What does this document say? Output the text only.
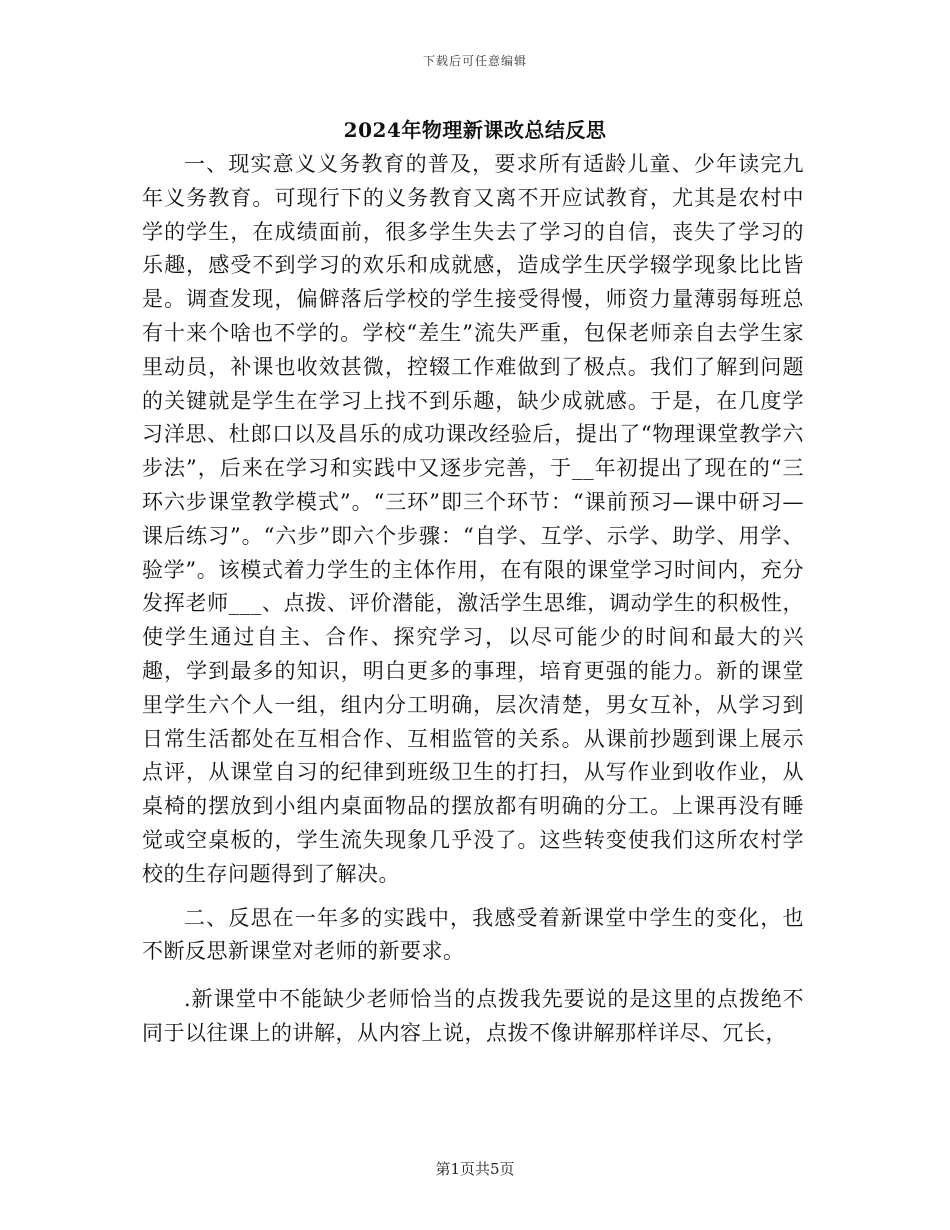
下载后可任意编辑
2024年物理新课改总结反思

一、现实意义义务教育的普及，要求所有适龄儿童、少年读完九年义务教育。可现行下的义务教育又离不开应试教育，尤其是农村中学的学生，在成绩面前，很多学生失去了学习的自信，丧失了学习的乐趣，感受不到学习的欢乐和成就感，造成学生厌学辍学现象比比皆是。调查发现，偏僻落后学校的学生接受得慢，师资力量薄弱每班总有十来个啥也不学的。学校“差生”流失严重，包保老师亲自去学生家里动员，补课也收效甚微，控辍工作难做到了极点。我们了解到问题的关键就是学生在学习上找不到乐趣，缺少成就感。于是，在几度学习洋思、杜郎口以及昌乐的成功课改经验后，提出了“物理课堂教学六步法”，后来在学习和实践中又逐步完善，于__年初提出了现在的“三环六步课堂教学模式”。“三环”即三个环节：“课前预习—课中研习—课后练习”。“六步”即六个步骤：“自学、互学、示学、助学、用学、验学”。该模式着力学生的主体作用，在有限的课堂学习时间内，充分发挥老师___、点拨、评价潜能，激活学生思维，调动学生的积极性，使学生通过自主、合作、探究学习，以尽可能少的时间和最大的兴趣，学到最多的知识，明白更多的事理，培育更强的能力。新的课堂里学生六个人一组，组内分工明确，层次清楚，男女互补，从学习到日常生活都处在互相合作、互相监管的关系。从课前抄题到课上展示点评，从课堂自习的纪律到班级卫生的打扫，从写作业到收作业，从桌椅的摆放到小组内桌面物品的摆放都有明确的分工。上课再没有睡觉或空桌板的，学生流失现象几乎没了。这些转变使我们这所农村学校的生存问题得到了解决。

二、反思在一年多的实践中，我感受着新课堂中学生的变化，也不断反思新课堂对老师的新要求。

.新课堂中不能缺少老师恰当的点拨我先要说的是这里的点拨绝不同于以往课上的讲解，从内容上说，点拨不像讲解那样详尽、冗长，

第1页共5页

++++++++++++++++++++

_Work instructions_:
Copy out every line of the material above exactly, skipping the pictures.

_Result of the task_:
What does this document say? Output the text only.
下载后可任意编辑
2024年物理新课改总结反思

一、现实意义义务教育的普及，要求所有适龄儿童、少年读完九年义务教育。可现行下的义务教育又离不开应试教育，尤其是农村中学的学生，在成绩面前，很多学生失去了学习的自信，丧失了学习的乐趣，感受不到学习的欢乐和成就感，造成学生厌学辍学现象比比皆是。调查发现，偏僻落后学校的学生接受得慢，师资力量薄弱每班总有十来个啥也不学的。学校“差生”流失严重，包保老师亲自去学生家里动员，补课也收效甚微，控辍工作难做到了极点。我们了解到问题的关键就是学生在学习上找不到乐趣，缺少成就感。于是，在几度学习洋思、杜郎口以及昌乐的成功课改经验后，提出了“物理课堂教学六步法”，后来在学习和实践中又逐步完善，于__年初提出了现在的“三环六步课堂教学模式”。“三环”即三个环节：“课前预习—课中研习—课后练习”。“六步”即六个步骤：“自学、互学、示学、助学、用学、验学”。该模式着力学生的主体作用，在有限的课堂学习时间内，充分发挥老师___、点拨、评价潜能，激活学生思维，调动学生的积极性，使学生通过自主、合作、探究学习，以尽可能少的时间和最大的兴趣，学到最多的知识，明白更多的事理，培育更强的能力。新的课堂里学生六个人一组，组内分工明确，层次清楚，男女互补，从学习到日常生活都处在互相合作、互相监管的关系。从课前抄题到课上展示点评，从课堂自习的纪律到班级卫生的打扫，从写作业到收作业，从桌椅的摆放到小组内桌面物品的摆放都有明确的分工。上课再没有睡觉或空桌板的，学生流失现象几乎没了。这些转变使我们这所农村学校的生存问题得到了解决。

二、反思在一年多的实践中，我感受着新课堂中学生的变化，也不断反思新课堂对老师的新要求。

.新课堂中不能缺少老师恰当的点拨我先要说的是这里的点拨绝不同于以往课上的讲解，从内容上说，点拨不像讲解那样详尽、冗长，

第1页共5页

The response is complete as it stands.